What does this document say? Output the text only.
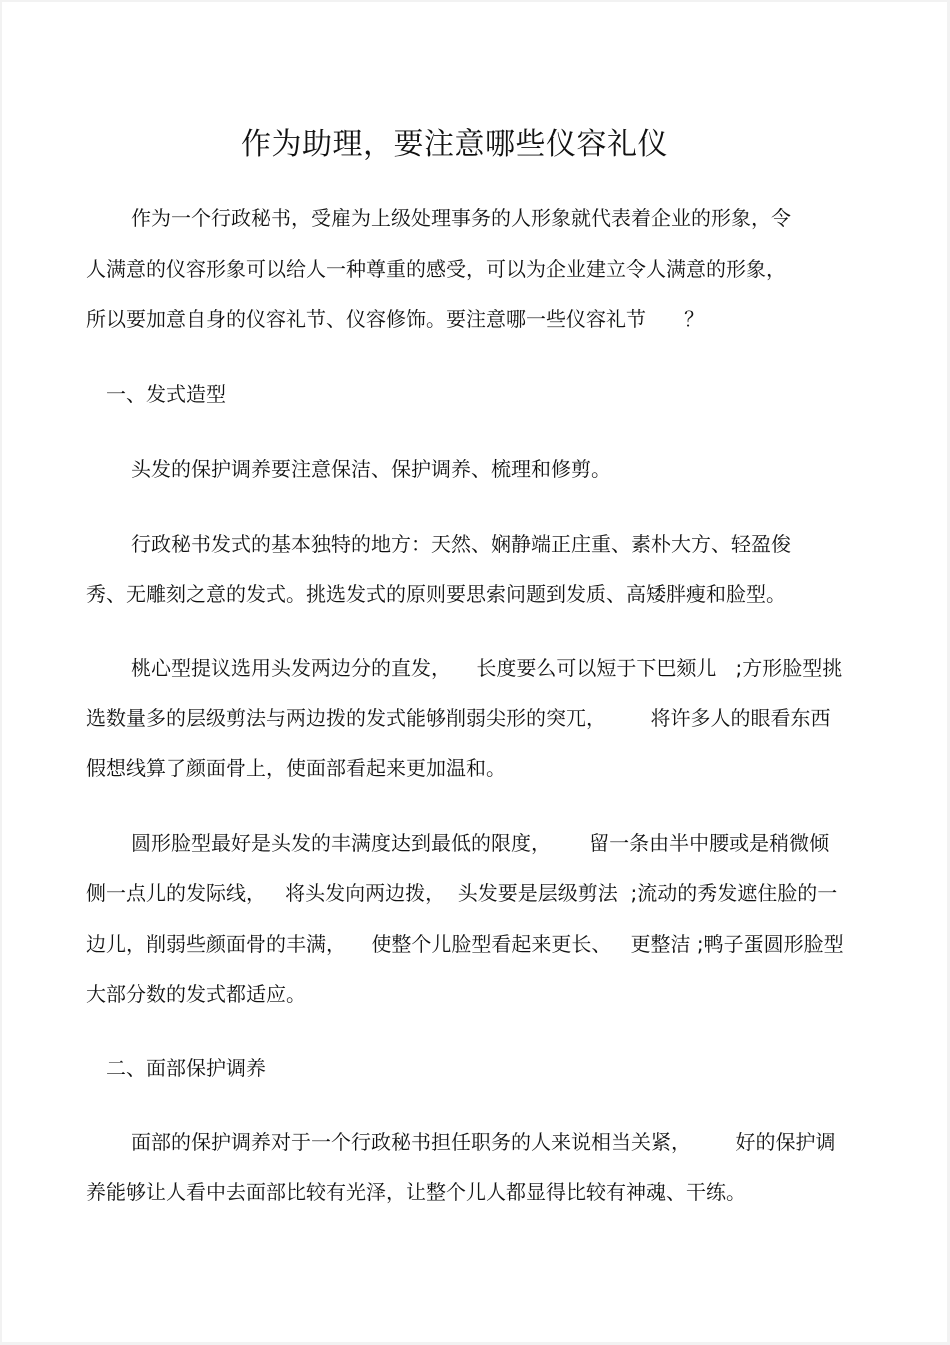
作为助理，要注意哪些仪容礼仪

作为一个行政秘书，受雇为上级处理事务的人形象就代表着企业的形象，令

人满意的仪容形象可以给人一种尊重的感受，可以为企业建立令人满意的形象，

所以要加意自身的仪容礼节、仪容修饰。要注意哪一些仪容礼节      ？

一、发式造型

头发的保护调养要注意保洁、保护调养、梳理和修剪。

行政秘书发式的基本独特的地方：天然、娴静端正庄重、素朴大方、轻盈俊

秀、无雕刻之意的发式。挑选发式的原则要思索问题到发质、高矮胖瘦和脸型。

桃心型提议选用头发两边分的直发，    长度要么可以短于下巴颏儿   ;方形脸型挑

选数量多的层级剪法与两边拨的发式能够削弱尖形的突兀，       将许多人的眼看东西

假想线算了颜面骨上，使面部看起来更加温和。

圆形脸型最好是头发的丰满度达到最低的限度，      留一条由半中腰或是稍微倾

侧一点儿的发际线，   将头发向两边拨，  头发要是层级剪法  ;流动的秀发遮住脸的一

边儿，削弱些颜面骨的丰满，    使整个儿脸型看起来更长、   更整洁 ;鸭子蛋圆形脸型

大部分数的发式都适应。

二、面部保护调养

面部的保护调养对于一个行政秘书担任职务的人来说相当关紧，       好的保护调

养能够让人看中去面部比较有光泽，让整个儿人都显得比较有神魂、干练。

What is expected:
Quote the data above in full, leaving out the pictures it holds.

Reply:
What does this document say? Output the text only.
作为助理，要注意哪些仪容礼仪

作为一个行政秘书，受雇为上级处理事务的人形象就代表着企业的形象，令

人满意的仪容形象可以给人一种尊重的感受，可以为企业建立令人满意的形象，

所以要加意自身的仪容礼节、仪容修饰。要注意哪一些仪容礼节      ？

一、发式造型

头发的保护调养要注意保洁、保护调养、梳理和修剪。

行政秘书发式的基本独特的地方：天然、娴静端正庄重、素朴大方、轻盈俊

秀、无雕刻之意的发式。挑选发式的原则要思索问题到发质、高矮胖瘦和脸型。

桃心型提议选用头发两边分的直发，    长度要么可以短于下巴颏儿   ;方形脸型挑

选数量多的层级剪法与两边拨的发式能够削弱尖形的突兀，       将许多人的眼看东西

假想线算了颜面骨上，使面部看起来更加温和。

圆形脸型最好是头发的丰满度达到最低的限度，      留一条由半中腰或是稍微倾

侧一点儿的发际线，   将头发向两边拨，  头发要是层级剪法  ;流动的秀发遮住脸的一

边儿，削弱些颜面骨的丰满，    使整个儿脸型看起来更长、   更整洁 ;鸭子蛋圆形脸型

大部分数的发式都适应。

二、面部保护调养

面部的保护调养对于一个行政秘书担任职务的人来说相当关紧，       好的保护调

养能够让人看中去面部比较有光泽，让整个儿人都显得比较有神魂、干练。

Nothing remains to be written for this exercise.